## Exercise aim
Work through the material below line by line and say how many lines include the word "each". Only the number, please.

## Data to use

>>>

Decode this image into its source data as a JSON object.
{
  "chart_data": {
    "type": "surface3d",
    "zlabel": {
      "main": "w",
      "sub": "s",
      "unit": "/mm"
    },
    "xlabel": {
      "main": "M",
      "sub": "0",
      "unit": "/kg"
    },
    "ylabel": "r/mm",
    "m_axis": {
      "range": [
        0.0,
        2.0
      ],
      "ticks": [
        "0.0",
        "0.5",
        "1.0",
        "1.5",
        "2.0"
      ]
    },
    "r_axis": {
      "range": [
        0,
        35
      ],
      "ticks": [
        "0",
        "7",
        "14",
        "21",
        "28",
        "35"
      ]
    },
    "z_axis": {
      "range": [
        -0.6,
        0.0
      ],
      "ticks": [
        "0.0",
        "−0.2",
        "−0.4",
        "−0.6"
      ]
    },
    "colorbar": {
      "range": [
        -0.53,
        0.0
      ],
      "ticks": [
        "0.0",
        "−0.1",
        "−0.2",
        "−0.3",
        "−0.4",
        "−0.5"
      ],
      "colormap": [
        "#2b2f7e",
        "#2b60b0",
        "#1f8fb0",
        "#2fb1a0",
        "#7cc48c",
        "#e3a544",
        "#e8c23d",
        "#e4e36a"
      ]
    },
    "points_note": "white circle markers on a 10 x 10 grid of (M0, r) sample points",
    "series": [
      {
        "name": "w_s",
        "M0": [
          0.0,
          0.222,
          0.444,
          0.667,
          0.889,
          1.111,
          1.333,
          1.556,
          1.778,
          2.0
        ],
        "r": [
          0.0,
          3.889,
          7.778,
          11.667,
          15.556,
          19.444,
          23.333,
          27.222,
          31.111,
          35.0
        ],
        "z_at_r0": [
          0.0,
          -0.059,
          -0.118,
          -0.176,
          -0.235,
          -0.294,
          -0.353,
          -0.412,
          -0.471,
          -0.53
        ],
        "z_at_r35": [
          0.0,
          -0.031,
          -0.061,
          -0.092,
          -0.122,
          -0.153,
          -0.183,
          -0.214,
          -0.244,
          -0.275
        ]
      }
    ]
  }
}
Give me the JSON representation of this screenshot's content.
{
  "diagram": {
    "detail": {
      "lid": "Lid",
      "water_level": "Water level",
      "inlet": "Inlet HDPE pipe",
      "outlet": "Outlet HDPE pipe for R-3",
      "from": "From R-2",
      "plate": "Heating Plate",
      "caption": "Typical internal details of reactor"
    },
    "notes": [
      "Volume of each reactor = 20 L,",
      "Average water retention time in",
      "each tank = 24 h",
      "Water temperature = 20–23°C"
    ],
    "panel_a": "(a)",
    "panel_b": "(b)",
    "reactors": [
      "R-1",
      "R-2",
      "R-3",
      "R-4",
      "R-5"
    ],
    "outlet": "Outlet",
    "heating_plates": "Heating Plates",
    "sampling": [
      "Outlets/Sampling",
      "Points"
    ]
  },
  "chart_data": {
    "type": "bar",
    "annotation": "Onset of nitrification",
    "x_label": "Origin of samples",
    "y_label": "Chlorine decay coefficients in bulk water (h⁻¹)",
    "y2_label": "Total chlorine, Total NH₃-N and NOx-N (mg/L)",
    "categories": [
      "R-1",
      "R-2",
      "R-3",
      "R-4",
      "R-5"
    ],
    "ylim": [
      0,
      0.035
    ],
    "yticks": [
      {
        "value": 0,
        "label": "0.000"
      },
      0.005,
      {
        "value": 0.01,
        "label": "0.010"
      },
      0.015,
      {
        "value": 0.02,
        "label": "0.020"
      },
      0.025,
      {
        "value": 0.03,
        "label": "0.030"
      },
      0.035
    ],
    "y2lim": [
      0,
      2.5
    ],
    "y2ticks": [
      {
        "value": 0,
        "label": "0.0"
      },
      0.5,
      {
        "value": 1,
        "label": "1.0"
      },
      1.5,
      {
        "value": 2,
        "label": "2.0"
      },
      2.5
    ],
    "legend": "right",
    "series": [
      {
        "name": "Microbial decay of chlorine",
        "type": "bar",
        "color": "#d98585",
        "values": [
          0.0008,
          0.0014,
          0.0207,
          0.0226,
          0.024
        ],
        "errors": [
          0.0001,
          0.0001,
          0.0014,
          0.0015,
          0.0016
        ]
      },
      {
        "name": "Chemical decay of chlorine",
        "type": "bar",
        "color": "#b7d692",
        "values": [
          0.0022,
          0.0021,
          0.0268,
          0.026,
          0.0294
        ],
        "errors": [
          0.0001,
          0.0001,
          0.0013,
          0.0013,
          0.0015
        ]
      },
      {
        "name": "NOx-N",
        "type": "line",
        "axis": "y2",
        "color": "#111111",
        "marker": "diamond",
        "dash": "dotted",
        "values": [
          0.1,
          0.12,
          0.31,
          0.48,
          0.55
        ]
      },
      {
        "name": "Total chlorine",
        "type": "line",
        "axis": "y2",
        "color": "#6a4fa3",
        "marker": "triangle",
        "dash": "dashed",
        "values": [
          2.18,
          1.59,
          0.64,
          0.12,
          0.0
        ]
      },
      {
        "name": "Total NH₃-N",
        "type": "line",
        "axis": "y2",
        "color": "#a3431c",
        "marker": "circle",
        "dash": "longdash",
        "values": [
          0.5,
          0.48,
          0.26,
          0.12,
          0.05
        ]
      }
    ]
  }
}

<<<

## Exercise output
2